▶ _What to produce_:
Find the lines in these entries that include the word "Packets" and state how many there are, with no other words.

▶ _Stored data_:
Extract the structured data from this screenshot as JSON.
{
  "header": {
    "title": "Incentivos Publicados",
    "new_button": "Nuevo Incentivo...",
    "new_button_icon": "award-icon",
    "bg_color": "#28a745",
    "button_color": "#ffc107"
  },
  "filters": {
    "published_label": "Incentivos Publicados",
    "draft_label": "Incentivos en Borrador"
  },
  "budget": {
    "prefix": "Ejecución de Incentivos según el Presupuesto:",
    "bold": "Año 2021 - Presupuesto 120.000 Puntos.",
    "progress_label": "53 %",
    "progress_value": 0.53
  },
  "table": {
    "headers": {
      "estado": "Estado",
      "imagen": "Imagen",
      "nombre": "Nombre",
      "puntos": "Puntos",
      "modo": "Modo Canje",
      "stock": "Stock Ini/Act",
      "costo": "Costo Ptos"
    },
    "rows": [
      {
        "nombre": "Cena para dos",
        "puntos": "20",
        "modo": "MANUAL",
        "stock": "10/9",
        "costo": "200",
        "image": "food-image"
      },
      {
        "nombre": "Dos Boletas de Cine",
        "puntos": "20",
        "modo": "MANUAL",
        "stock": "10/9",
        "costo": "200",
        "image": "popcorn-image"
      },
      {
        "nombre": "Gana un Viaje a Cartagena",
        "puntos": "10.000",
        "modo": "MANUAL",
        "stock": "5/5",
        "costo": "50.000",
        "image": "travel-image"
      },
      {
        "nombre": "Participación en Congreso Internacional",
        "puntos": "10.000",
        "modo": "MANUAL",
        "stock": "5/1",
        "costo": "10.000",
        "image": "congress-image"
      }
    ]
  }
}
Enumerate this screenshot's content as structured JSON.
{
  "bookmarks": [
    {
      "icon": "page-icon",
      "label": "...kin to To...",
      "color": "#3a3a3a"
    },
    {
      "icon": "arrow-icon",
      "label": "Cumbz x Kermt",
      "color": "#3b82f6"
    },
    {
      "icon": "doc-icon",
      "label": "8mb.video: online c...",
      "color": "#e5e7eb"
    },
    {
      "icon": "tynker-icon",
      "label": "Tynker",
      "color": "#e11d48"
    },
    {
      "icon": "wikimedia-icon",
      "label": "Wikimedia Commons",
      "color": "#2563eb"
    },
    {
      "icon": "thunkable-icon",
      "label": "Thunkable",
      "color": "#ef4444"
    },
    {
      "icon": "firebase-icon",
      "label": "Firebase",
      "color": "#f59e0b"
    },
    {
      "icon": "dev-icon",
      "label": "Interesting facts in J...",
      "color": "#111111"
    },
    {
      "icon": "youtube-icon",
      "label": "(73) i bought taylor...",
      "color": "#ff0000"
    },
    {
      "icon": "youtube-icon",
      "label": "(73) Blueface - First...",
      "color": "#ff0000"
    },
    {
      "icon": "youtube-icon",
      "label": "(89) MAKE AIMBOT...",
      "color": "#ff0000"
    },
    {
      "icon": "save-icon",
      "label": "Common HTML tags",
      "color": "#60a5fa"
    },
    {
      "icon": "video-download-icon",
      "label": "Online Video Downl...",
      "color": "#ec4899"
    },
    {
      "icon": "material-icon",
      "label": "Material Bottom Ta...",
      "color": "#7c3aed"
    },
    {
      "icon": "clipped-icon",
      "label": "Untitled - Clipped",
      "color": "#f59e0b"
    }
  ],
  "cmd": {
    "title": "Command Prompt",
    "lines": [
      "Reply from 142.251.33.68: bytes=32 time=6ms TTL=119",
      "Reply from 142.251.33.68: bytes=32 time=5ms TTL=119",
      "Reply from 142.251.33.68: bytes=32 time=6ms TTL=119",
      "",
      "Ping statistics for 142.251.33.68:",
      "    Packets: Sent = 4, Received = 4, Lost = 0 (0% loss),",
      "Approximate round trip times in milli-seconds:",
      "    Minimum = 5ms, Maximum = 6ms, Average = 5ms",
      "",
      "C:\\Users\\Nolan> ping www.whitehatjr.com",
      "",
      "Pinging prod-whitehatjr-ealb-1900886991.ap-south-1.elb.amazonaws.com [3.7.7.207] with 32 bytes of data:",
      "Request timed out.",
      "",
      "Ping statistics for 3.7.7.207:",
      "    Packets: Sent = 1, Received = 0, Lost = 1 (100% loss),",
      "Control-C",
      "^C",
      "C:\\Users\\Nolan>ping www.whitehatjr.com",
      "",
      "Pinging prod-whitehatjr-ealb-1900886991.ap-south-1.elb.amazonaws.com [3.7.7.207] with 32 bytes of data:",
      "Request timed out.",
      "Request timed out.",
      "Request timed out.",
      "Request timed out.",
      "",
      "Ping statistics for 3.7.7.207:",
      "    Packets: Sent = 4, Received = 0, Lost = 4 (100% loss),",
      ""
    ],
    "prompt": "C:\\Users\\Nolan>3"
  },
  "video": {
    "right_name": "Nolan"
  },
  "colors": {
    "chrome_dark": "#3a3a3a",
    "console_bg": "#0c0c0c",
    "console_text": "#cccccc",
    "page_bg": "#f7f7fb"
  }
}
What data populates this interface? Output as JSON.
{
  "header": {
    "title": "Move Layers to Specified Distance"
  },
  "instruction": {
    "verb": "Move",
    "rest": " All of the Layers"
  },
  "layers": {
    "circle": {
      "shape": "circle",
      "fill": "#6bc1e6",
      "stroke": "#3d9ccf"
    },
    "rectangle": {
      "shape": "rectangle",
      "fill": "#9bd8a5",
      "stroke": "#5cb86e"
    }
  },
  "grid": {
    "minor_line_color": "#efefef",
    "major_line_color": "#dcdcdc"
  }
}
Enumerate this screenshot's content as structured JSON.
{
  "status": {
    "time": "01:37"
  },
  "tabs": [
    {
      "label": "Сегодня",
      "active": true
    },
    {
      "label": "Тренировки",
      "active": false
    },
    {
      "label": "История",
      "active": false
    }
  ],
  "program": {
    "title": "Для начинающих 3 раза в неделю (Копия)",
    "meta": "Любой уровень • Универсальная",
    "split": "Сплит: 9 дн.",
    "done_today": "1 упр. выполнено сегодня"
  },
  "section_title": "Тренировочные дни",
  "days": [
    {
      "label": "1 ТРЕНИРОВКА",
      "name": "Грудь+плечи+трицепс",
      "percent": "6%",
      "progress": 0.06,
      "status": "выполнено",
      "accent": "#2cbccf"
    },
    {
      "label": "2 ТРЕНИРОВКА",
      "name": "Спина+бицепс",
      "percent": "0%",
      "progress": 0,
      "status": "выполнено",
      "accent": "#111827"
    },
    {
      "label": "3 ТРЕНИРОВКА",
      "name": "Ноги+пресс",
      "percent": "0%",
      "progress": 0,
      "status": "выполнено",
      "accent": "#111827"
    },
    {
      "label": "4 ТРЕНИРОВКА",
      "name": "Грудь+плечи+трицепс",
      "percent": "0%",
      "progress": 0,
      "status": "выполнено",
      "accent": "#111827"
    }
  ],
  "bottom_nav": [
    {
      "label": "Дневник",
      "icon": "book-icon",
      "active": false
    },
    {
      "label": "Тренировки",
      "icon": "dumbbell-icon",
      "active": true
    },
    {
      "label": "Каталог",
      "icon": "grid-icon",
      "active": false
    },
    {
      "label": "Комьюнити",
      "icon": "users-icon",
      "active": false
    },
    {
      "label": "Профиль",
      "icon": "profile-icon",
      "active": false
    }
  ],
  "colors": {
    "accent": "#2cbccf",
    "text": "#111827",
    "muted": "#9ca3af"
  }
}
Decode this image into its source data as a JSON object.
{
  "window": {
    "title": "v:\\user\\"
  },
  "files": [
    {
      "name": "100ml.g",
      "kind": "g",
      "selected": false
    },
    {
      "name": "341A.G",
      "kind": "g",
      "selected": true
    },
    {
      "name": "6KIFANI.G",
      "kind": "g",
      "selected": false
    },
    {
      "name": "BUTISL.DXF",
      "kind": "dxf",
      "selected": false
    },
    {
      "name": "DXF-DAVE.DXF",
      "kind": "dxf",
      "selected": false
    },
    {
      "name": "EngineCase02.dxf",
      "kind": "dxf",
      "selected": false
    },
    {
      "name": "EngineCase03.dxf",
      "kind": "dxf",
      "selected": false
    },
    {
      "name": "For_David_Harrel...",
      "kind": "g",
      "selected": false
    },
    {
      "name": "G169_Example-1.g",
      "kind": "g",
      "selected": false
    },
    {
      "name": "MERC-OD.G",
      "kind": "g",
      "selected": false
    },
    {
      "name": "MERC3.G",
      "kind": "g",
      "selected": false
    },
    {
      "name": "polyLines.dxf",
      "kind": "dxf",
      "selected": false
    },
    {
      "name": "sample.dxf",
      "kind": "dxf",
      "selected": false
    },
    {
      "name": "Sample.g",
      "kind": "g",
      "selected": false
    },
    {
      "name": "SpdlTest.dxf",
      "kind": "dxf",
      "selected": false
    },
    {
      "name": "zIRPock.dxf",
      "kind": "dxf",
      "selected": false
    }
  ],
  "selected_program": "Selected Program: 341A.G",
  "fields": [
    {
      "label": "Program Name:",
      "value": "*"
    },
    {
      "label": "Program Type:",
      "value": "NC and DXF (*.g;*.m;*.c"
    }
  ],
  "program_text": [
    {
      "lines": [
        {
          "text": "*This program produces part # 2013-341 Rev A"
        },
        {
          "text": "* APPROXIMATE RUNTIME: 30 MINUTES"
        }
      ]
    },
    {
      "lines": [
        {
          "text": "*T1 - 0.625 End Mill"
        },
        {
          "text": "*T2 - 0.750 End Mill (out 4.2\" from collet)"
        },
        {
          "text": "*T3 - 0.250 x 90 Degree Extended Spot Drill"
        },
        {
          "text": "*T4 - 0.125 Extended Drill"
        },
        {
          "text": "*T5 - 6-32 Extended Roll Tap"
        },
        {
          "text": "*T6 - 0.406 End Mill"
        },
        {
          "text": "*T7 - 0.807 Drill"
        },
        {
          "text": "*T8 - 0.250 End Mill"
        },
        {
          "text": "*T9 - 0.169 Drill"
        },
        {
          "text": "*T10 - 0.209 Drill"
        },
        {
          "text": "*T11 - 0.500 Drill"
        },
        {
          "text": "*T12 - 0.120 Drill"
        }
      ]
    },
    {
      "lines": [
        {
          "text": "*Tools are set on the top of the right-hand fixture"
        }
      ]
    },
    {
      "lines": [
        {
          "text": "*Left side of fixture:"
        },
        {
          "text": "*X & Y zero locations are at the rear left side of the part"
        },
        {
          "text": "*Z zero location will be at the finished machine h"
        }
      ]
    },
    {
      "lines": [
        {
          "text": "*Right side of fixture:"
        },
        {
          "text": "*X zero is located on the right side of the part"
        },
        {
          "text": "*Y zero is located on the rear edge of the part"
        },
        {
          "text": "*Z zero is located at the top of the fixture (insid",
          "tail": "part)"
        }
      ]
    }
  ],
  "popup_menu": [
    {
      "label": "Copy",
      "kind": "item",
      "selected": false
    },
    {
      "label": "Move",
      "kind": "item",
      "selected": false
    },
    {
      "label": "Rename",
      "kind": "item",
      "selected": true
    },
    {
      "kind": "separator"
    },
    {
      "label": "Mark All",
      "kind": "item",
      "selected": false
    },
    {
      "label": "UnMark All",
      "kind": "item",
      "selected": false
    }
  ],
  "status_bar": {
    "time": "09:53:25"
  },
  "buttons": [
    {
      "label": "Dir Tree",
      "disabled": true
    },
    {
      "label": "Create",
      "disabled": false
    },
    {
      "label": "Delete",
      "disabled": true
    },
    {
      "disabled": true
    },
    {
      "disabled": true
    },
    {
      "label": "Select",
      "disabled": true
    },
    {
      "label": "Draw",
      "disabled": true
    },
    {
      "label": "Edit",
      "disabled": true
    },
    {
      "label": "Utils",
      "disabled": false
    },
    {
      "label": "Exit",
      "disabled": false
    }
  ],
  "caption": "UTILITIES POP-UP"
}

▶ _Solution for this task_:
3